TASK OBJECTIVE: Exclude all pictures, then copy each of the records exactly as written.
── THE RECORDS ──
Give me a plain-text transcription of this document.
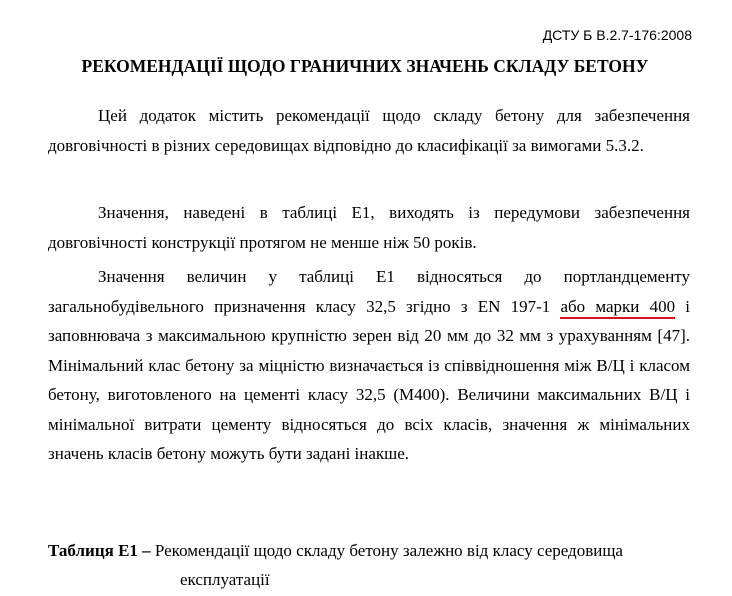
ДСТУ Б В.2.7-176:2008
РЕКОМЕНДАЦІЇ ЩОДО ГРАНИЧНИХ ЗНАЧЕНЬ СКЛАДУ БЕТОНУ

Цей додаток містить рекомендації щодо складу бетону для забезпечення довговічності в різних середовищах відповідно до класифікації за вимогами 5.3.2.

Значення, наведені в таблиці Е1, виходять із передумови забезпечення довговічності конструкції протягом не менше ніж 50 років.

Значення величин у таблиці Е1 відносяться до портландцементу загальнобудівельного призначення класу 32,5 згідно з EN 197-1 або марки 400 і заповнювача з максимальною крупністю зерен від 20 мм до 32 мм з урахуванням [47]. Мінімальний клас бетону за міцністю визначається із співвідношення між В/Ц і класом бетону, виготовленого на цементі класу 32,5 (М400). Величини максимальних В/Ц і мінімальної витрати цементу відносяться до всіх класів, значення ж мінімальних значень класів бетону можуть бути задані інакше.

Таблиця Е1 – Рекомендації щодо складу бетону залежно від класу середовища
експлуатації
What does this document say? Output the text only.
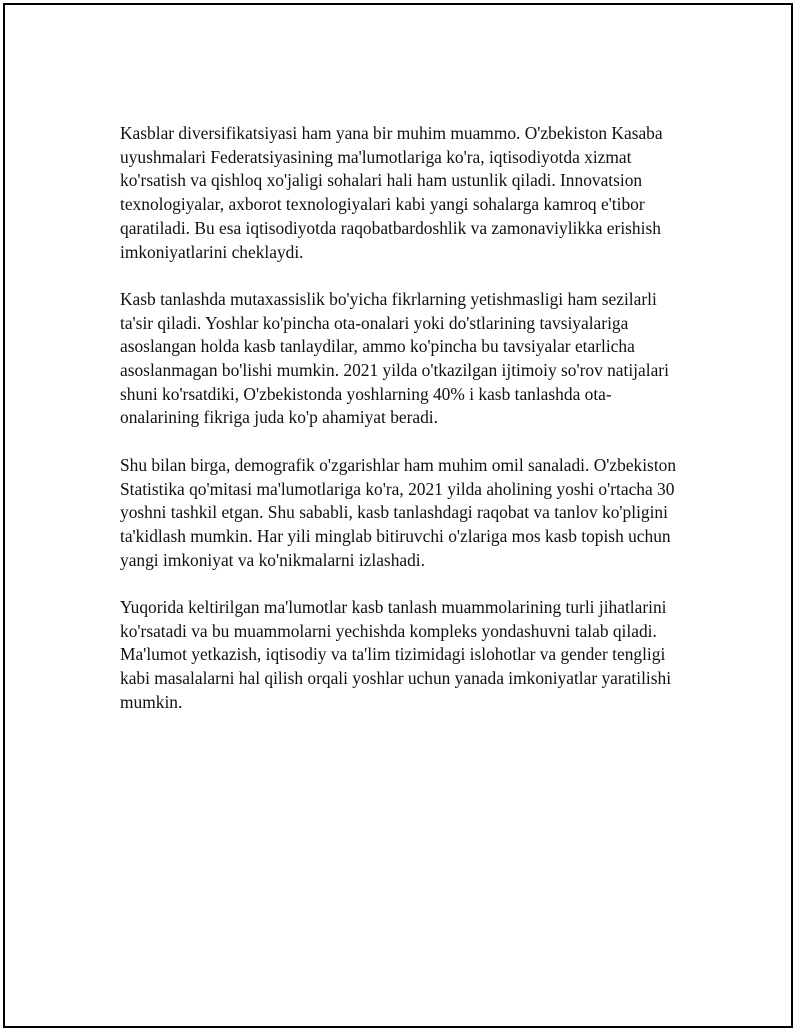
Kasblar diversifikatsiyasi ham yana bir muhim muammo. O'zbekiston Kasaba uyushmalari Federatsiyasining ma'lumotlariga ko'ra, iqtisodiyotda xizmat ko'rsatish va qishloq xo'jaligi sohalari hali ham ustunlik qiladi. Innovatsion texnologiyalar, axborot texnologiyalari kabi yangi sohalarga kamroq e'tibor qaratiladi. Bu esa iqtisodiyotda raqobatbardoshlik va zamonaviylikka erishish imkoniyatlarini cheklaydi.

Kasb tanlashda mutaxassislik bo'yicha fikrlarning yetishmasligi ham sezilarli ta'sir qiladi. Yoshlar ko'pincha ota-onalari yoki do'stlarining tavsiyalariga asoslangan holda kasb tanlaydilar, ammo ko'pincha bu tavsiyalar etarlicha asoslanmagan bo'lishi mumkin. 2021 yilda o'tkazilgan ijtimoiy so'rov natijalari shuni ko'rsatdiki, O'zbekistonda yoshlarning 40% i kasb tanlashda ota-onalarining fikriga juda ko'p ahamiyat beradi.

Shu bilan birga, demografik o'zgarishlar ham muhim omil sanaladi. O'zbekiston Statistika qo'mitasi ma'lumotlariga ko'ra, 2021 yilda aholining yoshi o'rtacha 30 yoshni tashkil etgan. Shu sababli, kasb tanlashdagi raqobat va tanlov ko'pligini ta'kidlash mumkin. Har yili minglab bitiruvchi o'zlariga mos kasb topish uchun yangi imkoniyat va ko'nikmalarni izlashadi.

Yuqorida keltirilgan ma'lumotlar kasb tanlash muammolarining turli jihatlarini ko'rsatadi va bu muammolarni yechishda kompleks yondashuvni talab qiladi. Ma'lumot yetkazish, iqtisodiy va ta'lim tizimidagi islohotlar va gender tengligi kabi masalalarni hal qilish orqali yoshlar uchun yanada imkoniyatlar yaratilishi mumkin.
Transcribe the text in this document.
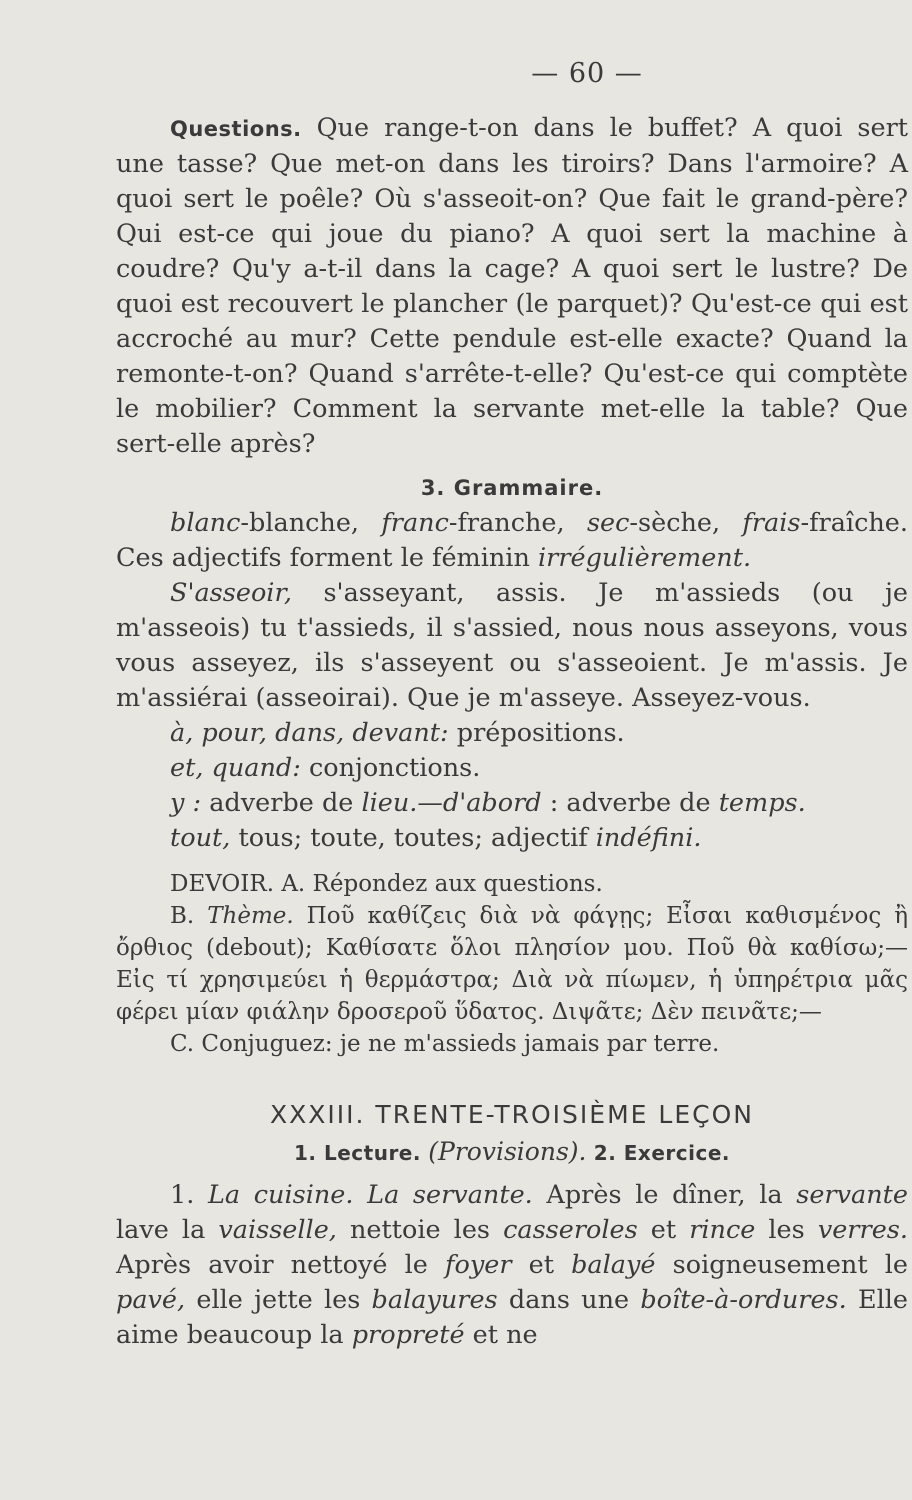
— 60 —

Questions. Que range-t-on dans le buffet? A quoi sert une tasse? Que met-on dans les tiroirs? Dans l'armoire? A quoi sert le poêle? Où s'asseoit-on? Que fait le grand-père? Qui est-ce qui joue du piano? A quoi sert la machine à coudre? Qu'y a-t-il dans la cage? A quoi sert le lustre? De quoi est recouvert le plancher (le parquet)? Qu'est-ce qui est accroché au mur? Cette pendule est-elle exacte? Quand la remonte-t-on? Quand s'arrête-t-elle? Qu'est-ce qui comptète le mobilier? Comment la servante met-elle la table? Que sert-elle après?

3. Grammaire.

blanc-blanche, franc-franche, sec-sèche, frais-fraîche. Ces adjectifs forment le féminin irrégulièrement.

S'asseoir, s'asseyant, assis. Je m'assieds (ou je m'asseois) tu t'assieds, il s'assied, nous nous asseyons, vous vous asseyez, ils s'asseyent ou s'asseoient. Je m'assis. Je m'assiérai (asseoirai). Que je m'asseye. Asseyez-vous.

à, pour, dans, devant: prépositions.

et, quand: conjonctions.

y : adverbe de lieu.—d'abord : adverbe de temps.

tout, tous; toute, toutes; adjectif indéfini.

DEVOIR. A. Répondez aux questions.

B. Thème. Ποῦ καθίζεις διὰ νὰ φάγῃς; Εἶσαι καθισμένος ἢ ὄρθιος (debout); Καθίσατε ὅλοι πλησίον μου. Ποῦ θὰ καθίσω;— Εἰς τί χρησιμεύει ἡ θερμάστρα; Διὰ νὰ πίωμεν, ἡ ὑπηρέτρια μᾶς φέρει μίαν φιάλην δροσεροῦ ὕδατος. Διψᾶτε; Δὲν πεινᾶτε;—

C. Conjuguez: je ne m'assieds jamais par terre.

XXXIII. TRENTE-TROISIÈME LEÇON
1. Lecture. (Provisions). 2. Exercice.

1. La cuisine. La servante. Après le dîner, la servante lave la vaisselle, nettoie les casseroles et rince les verres. Après avoir nettoyé le foyer et balayé soigneusement le pavé, elle jette les balayures dans une boîte-à-ordures. Elle aime beaucoup la propreté et ne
───
ANSWER TO THE EXERCISE:
Give me a plain-text transcription of this document.
ДСТУ Б В.2.7-176:2008
РЕКОМЕНДАЦІЇ ЩОДО ГРАНИЧНИХ ЗНАЧЕНЬ СКЛАДУ БЕТОНУ

Цей додаток містить рекомендації щодо складу бетону для забезпечення довговічності в різних середовищах відповідно до класифікації за вимогами 5.3.2.

Значення, наведені в таблиці Е1, виходять із передумови забезпечення довговічності конструкції протягом не менше ніж 50 років.

Значення величин у таблиці Е1 відносяться до портландцементу загальнобудівельного призначення класу 32,5 згідно з EN 197-1 або марки 400 і заповнювача з максимальною крупністю зерен від 20 мм до 32 мм з урахуванням [47]. Мінімальний клас бетону за міцністю визначається із співвідношення між В/Ц і класом бетону, виготовленого на цементі класу 32,5 (М400). Величини максимальних В/Ц і мінімальної витрати цементу відносяться до всіх класів, значення ж мінімальних значень класів бетону можуть бути задані інакше.

Таблиця Е1 – Рекомендації щодо складу бетону залежно від класу середовища
експлуатації
What does this document say? Output the text only.
Kasblar diversifikatsiyasi ham yana bir muhim muammo. O'zbekiston Kasaba uyushmalari Federatsiyasining ma'lumotlariga ko'ra, iqtisodiyotda xizmat ko'rsatish va qishloq xo'jaligi sohalari hali ham ustunlik qiladi. Innovatsion texnologiyalar, axborot texnologiyalari kabi yangi sohalarga kamroq e'tibor qaratiladi. Bu esa iqtisodiyotda raqobatbardoshlik va zamonaviylikka erishish imkoniyatlarini cheklaydi.

Kasb tanlashda mutaxassislik bo'yicha fikrlarning yetishmasligi ham sezilarli ta'sir qiladi. Yoshlar ko'pincha ota-onalari yoki do'stlarining tavsiyalariga asoslangan holda kasb tanlaydilar, ammo ko'pincha bu tavsiyalar etarlicha asoslanmagan bo'lishi mumkin. 2021 yilda o'tkazilgan ijtimoiy so'rov natijalari shuni ko'rsatdiki, O'zbekistonda yoshlarning 40% i kasb tanlashda ota-onalarining fikriga juda ko'p ahamiyat beradi.

Shu bilan birga, demografik o'zgarishlar ham muhim omil sanaladi. O'zbekiston Statistika qo'mitasi ma'lumotlariga ko'ra, 2021 yilda aholining yoshi o'rtacha 30 yoshni tashkil etgan. Shu sababli, kasb tanlashdagi raqobat va tanlov ko'pligini ta'kidlash mumkin. Har yili minglab bitiruvchi o'zlariga mos kasb topish uchun yangi imkoniyat va ko'nikmalarni izlashadi.

Yuqorida keltirilgan ma'lumotlar kasb tanlash muammolarining turli jihatlarini ko'rsatadi va bu muammolarni yechishda kompleks yondashuvni talab qiladi. Ma'lumot yetkazish, iqtisodiy va ta'lim tizimidagi islohotlar va gender tengligi kabi masalalarni hal qilish orqali yoshlar uchun yanada imkoniyatlar yaratilishi mumkin.
Transcribe the text in this document.
— 60 —

Questions. Que range-t-on dans le buffet? A quoi sert une tasse? Que met-on dans les tiroirs? Dans l'armoire? A quoi sert le poêle? Où s'asseoit-on? Que fait le grand-père? Qui est-ce qui joue du piano? A quoi sert la machine à coudre? Qu'y a-t-il dans la cage? A quoi sert le lustre? De quoi est recouvert le plancher (le parquet)? Qu'est-ce qui est accroché au mur? Cette pendule est-elle exacte? Quand la remonte-t-on? Quand s'arrête-t-elle? Qu'est-ce qui comptète le mobilier? Comment la servante met-elle la table? Que sert-elle après?

3. Grammaire.

blanc-blanche, franc-franche, sec-sèche, frais-fraîche. Ces adjectifs forment le féminin irrégulièrement.

S'asseoir, s'asseyant, assis. Je m'assieds (ou je m'asseois) tu t'assieds, il s'assied, nous nous asseyons, vous vous asseyez, ils s'asseyent ou s'asseoient. Je m'assis. Je m'assiérai (asseoirai). Que je m'asseye. Asseyez-vous.

à, pour, dans, devant: prépositions.

et, quand: conjonctions.

y : adverbe de lieu.—d'abord : adverbe de temps.

tout, tous; toute, toutes; adjectif indéfini.

DEVOIR. A. Répondez aux questions.

B. Thème. Ποῦ καθίζεις διὰ νὰ φάγῃς; Εἶσαι καθισμένος ἢ ὄρθιος (debout); Καθίσατε ὅλοι πλησίον μου. Ποῦ θὰ καθίσω;— Εἰς τί χρησιμεύει ἡ θερμάστρα; Διὰ νὰ πίωμεν, ἡ ὑπηρέτρια μᾶς φέρει μίαν φιάλην δροσεροῦ ὕδατος. Διψᾶτε; Δὲν πεινᾶτε;—

C. Conjuguez: je ne m'assieds jamais par terre.

XXXIII. TRENTE-TROISIÈME LEÇON
1. Lecture. (Provisions). 2. Exercice.

1. La cuisine. La servante. Après le dîner, la servante lave la vaisselle, nettoie les casseroles et rince les verres. Après avoir nettoyé le foyer et balayé soigneusement le pavé, elle jette les balayures dans une boîte-à-ordures. Elle aime beaucoup la propreté et ne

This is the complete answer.